# DIRECTIVE
Output a single figure: the number of lines in which the word "nGeneration" appears.

____________________

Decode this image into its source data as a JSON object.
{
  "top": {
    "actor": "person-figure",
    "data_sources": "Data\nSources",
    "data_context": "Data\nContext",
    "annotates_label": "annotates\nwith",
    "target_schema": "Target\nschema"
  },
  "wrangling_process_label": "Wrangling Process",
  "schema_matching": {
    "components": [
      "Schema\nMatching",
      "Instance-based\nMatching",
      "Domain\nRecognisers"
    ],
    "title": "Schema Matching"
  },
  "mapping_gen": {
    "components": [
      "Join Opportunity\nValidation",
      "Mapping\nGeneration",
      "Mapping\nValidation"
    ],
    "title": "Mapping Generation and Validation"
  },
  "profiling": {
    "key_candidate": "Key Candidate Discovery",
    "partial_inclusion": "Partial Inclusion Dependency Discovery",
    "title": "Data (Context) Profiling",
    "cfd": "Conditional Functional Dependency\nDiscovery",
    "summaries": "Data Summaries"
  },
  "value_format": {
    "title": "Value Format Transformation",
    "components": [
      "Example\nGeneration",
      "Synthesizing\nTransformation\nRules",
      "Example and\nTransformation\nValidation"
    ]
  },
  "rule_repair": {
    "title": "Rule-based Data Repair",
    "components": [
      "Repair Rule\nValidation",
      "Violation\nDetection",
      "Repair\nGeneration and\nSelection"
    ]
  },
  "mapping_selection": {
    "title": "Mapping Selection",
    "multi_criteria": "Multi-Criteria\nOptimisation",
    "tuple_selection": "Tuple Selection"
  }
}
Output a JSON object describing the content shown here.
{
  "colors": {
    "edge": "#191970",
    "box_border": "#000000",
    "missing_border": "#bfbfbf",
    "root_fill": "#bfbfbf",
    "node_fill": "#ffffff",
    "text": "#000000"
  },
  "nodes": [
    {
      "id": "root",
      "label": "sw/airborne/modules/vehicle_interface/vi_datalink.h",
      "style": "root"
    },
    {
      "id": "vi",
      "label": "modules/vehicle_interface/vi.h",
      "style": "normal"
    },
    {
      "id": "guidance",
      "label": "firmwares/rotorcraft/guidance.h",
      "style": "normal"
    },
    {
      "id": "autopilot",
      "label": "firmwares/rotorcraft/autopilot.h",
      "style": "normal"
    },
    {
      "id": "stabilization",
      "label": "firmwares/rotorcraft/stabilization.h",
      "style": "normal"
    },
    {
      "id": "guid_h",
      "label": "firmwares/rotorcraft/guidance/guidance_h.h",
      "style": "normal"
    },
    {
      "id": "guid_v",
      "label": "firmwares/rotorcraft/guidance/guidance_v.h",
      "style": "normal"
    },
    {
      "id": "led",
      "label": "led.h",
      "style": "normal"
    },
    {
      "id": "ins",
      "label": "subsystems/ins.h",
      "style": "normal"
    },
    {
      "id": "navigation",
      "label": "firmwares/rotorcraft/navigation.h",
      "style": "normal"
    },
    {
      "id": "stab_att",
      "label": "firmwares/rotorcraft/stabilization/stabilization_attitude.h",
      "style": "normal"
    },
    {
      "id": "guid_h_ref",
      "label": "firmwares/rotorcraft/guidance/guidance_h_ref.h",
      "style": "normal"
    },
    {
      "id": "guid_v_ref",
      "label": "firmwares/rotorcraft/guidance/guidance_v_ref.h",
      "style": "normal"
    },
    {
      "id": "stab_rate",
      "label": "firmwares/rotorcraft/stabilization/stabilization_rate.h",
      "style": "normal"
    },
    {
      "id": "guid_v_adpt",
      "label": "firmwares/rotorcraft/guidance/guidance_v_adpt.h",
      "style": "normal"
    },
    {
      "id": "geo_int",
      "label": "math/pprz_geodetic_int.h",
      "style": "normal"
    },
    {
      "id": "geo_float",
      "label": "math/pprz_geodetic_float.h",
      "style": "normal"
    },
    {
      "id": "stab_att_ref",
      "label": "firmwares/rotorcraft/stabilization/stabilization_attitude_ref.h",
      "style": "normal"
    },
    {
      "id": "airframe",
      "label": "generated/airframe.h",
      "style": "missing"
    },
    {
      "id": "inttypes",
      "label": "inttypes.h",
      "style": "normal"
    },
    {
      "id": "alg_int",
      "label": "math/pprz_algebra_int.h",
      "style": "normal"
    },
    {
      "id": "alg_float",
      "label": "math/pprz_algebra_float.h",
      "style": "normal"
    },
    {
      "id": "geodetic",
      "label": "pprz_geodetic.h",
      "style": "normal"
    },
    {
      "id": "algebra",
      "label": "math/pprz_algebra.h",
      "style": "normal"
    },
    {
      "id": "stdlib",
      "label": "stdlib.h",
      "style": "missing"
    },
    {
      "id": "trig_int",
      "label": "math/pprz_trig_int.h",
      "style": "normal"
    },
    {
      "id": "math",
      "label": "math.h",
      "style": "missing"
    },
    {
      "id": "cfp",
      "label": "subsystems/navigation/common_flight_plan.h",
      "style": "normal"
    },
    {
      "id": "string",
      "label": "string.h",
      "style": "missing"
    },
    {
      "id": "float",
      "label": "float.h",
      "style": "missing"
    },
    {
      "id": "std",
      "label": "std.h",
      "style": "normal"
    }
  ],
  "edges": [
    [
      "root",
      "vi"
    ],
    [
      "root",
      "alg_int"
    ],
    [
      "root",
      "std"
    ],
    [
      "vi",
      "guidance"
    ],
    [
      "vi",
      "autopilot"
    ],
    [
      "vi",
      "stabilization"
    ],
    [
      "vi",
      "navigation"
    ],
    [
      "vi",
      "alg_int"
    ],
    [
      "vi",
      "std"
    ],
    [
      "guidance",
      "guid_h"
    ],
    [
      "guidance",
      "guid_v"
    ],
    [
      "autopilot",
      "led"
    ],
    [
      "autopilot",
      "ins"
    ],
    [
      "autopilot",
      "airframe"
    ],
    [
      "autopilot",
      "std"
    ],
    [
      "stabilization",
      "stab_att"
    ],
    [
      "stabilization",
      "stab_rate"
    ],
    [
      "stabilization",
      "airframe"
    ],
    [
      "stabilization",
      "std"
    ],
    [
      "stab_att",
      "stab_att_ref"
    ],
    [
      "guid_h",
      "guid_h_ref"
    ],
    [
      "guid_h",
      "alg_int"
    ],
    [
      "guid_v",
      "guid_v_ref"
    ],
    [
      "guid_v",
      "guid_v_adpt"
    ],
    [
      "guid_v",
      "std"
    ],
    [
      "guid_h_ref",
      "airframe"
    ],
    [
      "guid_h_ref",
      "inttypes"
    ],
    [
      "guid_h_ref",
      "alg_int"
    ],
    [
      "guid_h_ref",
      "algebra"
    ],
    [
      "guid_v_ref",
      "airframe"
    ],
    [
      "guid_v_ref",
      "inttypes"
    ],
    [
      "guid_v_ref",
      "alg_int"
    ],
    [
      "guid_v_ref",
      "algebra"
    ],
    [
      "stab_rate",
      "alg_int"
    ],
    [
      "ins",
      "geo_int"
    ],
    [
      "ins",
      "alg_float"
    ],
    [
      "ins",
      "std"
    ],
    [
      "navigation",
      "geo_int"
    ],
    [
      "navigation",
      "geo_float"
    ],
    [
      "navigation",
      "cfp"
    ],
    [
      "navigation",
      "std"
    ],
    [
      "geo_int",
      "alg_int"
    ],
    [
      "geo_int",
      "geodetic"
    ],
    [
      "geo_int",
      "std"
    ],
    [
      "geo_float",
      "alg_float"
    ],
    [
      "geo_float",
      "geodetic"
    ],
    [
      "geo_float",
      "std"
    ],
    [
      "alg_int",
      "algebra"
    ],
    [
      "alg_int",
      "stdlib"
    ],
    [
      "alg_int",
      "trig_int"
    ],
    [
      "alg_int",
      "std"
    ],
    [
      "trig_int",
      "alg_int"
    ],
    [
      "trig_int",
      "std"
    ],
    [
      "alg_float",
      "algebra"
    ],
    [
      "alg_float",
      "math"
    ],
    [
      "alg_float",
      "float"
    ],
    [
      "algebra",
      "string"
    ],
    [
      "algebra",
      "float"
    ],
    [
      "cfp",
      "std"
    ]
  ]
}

____________________

# OUTPUT FOR THIS EXERCISE
3